··· SUPPLIED ENTRIES

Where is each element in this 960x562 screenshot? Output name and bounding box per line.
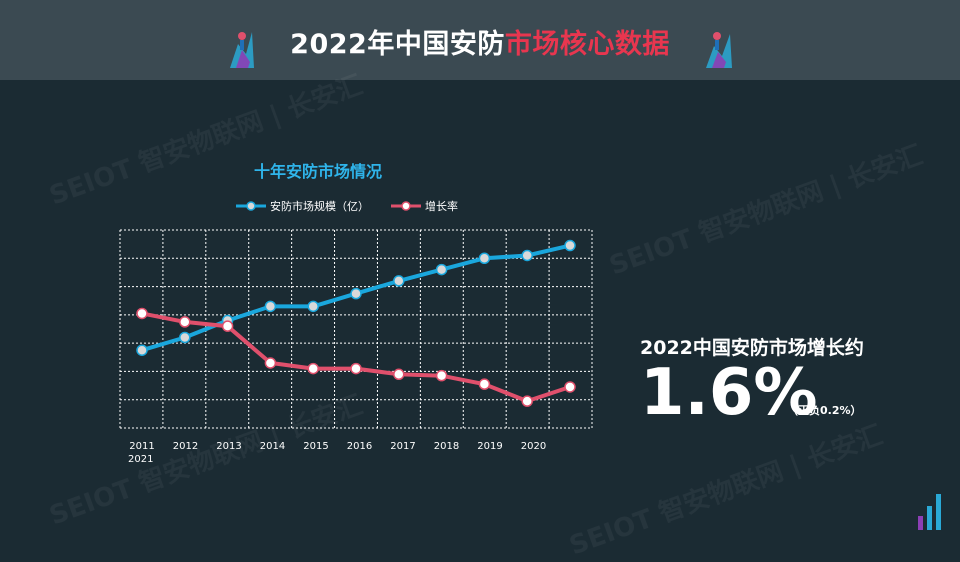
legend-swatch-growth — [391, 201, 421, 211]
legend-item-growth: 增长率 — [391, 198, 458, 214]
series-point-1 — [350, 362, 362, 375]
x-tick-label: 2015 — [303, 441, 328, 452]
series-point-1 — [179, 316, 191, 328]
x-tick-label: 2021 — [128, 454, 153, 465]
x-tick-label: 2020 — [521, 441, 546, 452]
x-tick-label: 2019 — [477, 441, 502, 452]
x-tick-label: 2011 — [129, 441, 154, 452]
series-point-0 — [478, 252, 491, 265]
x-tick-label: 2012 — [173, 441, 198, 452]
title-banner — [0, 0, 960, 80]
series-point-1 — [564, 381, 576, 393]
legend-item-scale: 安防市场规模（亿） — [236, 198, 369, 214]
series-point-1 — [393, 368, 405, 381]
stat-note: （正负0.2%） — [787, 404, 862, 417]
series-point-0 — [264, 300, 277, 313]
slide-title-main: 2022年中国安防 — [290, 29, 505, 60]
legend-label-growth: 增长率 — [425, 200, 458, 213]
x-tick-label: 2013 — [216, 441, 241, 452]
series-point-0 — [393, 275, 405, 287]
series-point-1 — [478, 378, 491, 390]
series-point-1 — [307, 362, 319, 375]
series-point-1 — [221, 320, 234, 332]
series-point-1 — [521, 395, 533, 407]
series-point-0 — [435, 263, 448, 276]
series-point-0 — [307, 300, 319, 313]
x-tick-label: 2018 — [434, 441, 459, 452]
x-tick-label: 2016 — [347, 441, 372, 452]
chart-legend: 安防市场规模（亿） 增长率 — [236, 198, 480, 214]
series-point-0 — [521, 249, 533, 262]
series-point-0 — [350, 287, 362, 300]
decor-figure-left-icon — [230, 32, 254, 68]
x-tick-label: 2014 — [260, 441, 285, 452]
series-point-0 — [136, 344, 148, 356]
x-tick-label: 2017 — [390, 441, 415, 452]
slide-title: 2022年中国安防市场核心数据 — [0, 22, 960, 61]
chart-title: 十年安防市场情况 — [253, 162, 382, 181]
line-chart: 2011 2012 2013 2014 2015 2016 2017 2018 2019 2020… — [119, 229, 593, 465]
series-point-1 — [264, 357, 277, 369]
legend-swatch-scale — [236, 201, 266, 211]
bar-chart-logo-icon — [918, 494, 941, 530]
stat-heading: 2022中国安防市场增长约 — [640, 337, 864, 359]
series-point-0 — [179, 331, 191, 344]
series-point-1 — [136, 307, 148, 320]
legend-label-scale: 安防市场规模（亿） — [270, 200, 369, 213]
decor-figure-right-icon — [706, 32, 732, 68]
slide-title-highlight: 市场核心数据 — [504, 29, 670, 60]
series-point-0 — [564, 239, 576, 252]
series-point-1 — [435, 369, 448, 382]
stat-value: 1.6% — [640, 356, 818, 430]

······
··· SUPPLIED ENTRIES

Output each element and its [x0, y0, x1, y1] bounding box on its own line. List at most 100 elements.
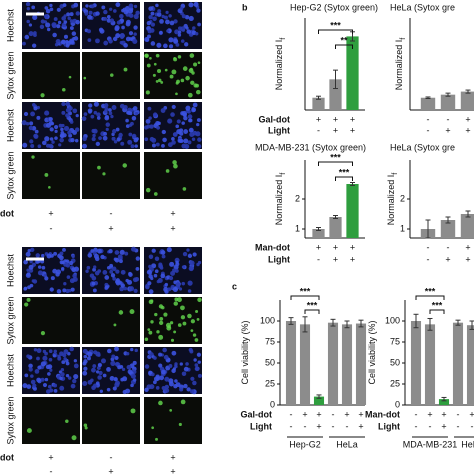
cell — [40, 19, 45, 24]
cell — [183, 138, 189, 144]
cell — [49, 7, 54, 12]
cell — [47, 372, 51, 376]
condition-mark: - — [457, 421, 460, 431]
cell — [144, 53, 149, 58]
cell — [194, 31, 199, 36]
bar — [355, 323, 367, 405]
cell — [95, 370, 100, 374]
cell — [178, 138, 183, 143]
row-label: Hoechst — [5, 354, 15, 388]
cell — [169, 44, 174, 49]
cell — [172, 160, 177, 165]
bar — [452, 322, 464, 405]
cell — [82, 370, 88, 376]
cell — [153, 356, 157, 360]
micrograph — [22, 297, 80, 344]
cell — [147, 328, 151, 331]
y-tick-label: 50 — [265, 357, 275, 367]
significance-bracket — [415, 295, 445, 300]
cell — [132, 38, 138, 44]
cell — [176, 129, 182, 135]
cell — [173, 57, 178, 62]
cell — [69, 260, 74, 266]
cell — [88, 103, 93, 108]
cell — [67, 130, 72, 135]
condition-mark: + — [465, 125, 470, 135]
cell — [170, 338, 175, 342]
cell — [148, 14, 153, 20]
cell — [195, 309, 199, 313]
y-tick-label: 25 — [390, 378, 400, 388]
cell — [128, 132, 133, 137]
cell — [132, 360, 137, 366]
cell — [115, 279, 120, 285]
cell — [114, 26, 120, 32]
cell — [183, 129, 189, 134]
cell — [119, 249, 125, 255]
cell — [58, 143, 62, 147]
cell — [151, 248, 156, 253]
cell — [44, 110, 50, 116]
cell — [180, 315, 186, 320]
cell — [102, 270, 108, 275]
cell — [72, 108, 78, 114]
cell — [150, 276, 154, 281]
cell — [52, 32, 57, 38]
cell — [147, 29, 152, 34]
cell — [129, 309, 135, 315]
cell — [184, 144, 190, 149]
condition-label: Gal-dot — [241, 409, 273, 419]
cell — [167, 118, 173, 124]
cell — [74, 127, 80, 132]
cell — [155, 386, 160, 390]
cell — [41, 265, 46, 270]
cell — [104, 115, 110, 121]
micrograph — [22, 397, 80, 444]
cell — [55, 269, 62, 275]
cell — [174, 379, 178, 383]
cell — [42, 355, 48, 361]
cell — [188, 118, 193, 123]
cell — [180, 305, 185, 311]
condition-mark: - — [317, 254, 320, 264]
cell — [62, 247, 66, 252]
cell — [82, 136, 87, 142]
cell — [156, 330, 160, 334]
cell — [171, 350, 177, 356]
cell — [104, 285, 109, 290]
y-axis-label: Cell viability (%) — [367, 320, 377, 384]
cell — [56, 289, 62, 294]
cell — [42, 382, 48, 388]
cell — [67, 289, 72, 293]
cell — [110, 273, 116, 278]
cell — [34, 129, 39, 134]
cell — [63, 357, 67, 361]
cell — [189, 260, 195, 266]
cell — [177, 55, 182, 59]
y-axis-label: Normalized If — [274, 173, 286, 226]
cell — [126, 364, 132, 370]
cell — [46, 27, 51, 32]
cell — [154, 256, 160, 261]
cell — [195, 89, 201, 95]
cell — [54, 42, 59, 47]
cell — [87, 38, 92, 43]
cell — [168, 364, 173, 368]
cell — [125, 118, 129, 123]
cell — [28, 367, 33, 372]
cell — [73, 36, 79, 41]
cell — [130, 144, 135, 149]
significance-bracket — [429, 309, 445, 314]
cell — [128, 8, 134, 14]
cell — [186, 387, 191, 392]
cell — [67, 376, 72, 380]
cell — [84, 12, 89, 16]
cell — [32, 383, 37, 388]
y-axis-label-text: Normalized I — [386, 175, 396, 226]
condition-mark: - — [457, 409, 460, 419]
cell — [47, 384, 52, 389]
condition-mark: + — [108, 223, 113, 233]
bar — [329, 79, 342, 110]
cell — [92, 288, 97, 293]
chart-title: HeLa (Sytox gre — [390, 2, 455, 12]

······
··· SUPPLIED ENTRIES

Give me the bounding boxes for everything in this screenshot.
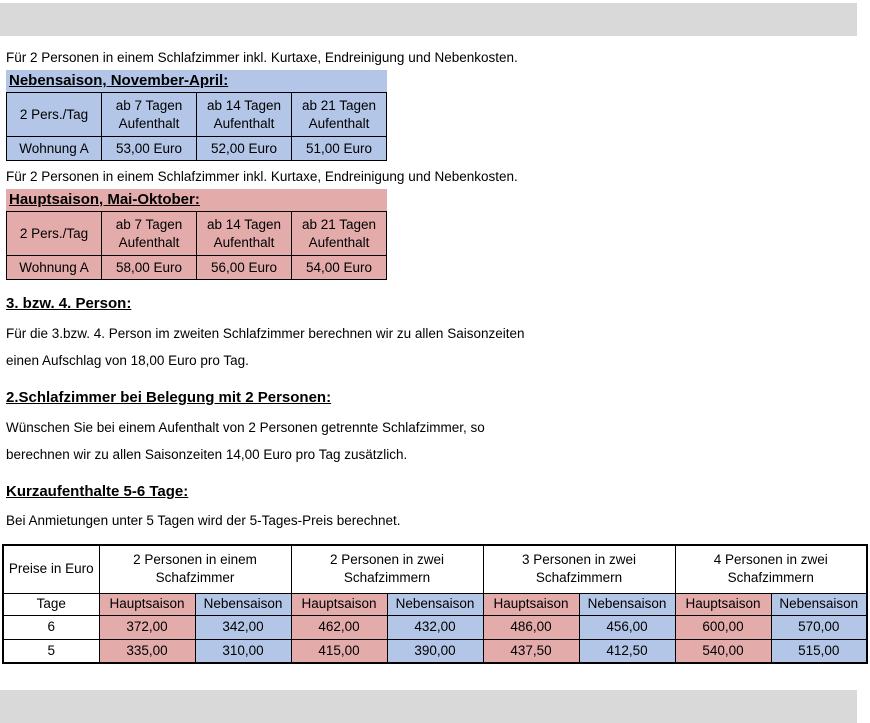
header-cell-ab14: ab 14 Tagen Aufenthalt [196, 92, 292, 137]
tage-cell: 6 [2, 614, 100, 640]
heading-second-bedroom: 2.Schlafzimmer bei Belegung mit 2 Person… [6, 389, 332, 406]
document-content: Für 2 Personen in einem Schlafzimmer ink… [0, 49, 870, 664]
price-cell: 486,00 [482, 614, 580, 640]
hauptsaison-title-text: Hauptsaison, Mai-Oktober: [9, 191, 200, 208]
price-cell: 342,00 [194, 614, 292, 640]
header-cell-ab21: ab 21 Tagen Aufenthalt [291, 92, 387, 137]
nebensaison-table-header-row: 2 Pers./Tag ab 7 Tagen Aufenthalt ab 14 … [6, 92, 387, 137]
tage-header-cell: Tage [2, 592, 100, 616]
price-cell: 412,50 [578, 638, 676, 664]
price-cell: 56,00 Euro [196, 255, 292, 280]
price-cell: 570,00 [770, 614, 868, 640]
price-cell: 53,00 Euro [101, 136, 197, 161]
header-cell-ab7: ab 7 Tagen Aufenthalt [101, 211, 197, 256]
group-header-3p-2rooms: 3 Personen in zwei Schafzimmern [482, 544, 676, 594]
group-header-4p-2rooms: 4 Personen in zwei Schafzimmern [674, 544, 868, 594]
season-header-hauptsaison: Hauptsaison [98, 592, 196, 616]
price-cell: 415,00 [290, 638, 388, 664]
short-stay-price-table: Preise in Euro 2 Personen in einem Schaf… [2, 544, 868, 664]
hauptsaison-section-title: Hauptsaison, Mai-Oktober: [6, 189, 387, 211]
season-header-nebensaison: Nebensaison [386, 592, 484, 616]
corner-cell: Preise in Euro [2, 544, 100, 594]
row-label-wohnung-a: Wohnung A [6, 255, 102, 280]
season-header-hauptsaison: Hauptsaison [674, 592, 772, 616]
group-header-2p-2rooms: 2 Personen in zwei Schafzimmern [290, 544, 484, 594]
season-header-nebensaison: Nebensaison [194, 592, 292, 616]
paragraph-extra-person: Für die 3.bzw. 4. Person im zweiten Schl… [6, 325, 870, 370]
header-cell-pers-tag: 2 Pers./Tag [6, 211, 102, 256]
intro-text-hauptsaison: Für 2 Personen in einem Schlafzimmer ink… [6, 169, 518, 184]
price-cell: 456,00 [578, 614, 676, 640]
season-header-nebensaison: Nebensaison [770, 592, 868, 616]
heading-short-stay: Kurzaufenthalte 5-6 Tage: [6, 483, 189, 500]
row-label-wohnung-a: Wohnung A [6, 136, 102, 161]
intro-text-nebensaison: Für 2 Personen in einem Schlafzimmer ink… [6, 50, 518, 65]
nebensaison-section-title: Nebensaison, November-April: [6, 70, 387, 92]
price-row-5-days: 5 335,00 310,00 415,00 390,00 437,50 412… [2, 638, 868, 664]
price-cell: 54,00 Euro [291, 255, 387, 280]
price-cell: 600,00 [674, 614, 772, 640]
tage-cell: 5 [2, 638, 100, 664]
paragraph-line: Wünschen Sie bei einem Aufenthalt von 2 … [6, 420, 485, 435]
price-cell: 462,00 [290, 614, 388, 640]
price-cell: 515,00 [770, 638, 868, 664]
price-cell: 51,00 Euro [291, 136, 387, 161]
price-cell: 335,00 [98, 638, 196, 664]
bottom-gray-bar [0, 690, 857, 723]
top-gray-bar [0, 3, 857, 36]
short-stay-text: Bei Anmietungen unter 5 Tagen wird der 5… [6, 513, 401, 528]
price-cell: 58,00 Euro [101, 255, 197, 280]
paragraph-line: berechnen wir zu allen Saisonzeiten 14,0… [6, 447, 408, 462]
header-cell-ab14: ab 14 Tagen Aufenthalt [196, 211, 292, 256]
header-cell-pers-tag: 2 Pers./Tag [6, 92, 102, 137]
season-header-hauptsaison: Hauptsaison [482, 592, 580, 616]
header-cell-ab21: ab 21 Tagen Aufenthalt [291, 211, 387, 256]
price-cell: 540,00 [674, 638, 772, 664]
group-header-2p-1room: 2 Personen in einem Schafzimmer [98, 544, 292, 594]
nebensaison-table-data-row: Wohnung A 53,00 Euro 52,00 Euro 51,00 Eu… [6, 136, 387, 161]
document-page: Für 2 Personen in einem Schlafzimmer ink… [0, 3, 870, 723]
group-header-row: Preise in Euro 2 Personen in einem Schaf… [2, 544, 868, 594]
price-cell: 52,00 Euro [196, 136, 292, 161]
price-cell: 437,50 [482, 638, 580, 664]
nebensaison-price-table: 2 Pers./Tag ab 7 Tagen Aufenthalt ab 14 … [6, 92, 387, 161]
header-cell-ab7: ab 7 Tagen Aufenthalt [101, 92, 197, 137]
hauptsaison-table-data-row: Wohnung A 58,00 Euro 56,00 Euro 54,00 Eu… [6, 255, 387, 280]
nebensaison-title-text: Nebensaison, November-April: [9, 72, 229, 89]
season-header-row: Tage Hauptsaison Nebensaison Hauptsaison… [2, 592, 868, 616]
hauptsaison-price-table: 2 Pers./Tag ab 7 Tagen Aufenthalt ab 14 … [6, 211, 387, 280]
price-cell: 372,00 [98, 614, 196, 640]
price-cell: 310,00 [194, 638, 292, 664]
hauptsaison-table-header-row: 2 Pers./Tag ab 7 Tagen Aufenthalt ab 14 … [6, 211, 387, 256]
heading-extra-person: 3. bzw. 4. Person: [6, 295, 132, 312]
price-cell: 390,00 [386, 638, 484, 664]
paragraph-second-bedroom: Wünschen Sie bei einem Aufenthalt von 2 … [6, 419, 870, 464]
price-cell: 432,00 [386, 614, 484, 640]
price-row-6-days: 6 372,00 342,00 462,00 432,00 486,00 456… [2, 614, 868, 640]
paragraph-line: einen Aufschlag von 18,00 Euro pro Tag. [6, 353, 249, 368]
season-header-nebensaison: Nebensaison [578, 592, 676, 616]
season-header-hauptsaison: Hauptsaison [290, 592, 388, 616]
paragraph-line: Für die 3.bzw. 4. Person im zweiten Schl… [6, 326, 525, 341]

······

AIM: Rewrite the stretch of entries from the line containing "cell — [40, 19, 45, 24]" through the line containing "y-tick-label: 50 — [265, 357, 275, 367]", substituting "column" for each "bar" and changing nothing else.

CORRECT RESULT:
cell — [40, 19, 45, 24]
cell — [183, 138, 189, 144]
cell — [49, 7, 54, 12]
cell — [47, 372, 51, 376]
condition-mark: - — [457, 421, 460, 431]
cell — [144, 53, 149, 58]
cell — [194, 31, 199, 36]
column — [355, 323, 367, 405]
cell — [95, 370, 100, 374]
cell — [178, 138, 183, 143]
row-label: Hoechst — [5, 354, 15, 388]
cell — [169, 44, 174, 49]
cell — [172, 160, 177, 165]
column — [452, 322, 464, 405]
cell — [82, 370, 88, 376]
cell — [153, 356, 157, 360]
micrograph — [22, 297, 80, 344]
cell — [147, 328, 151, 331]
y-tick-label: 50 — [265, 357, 275, 367]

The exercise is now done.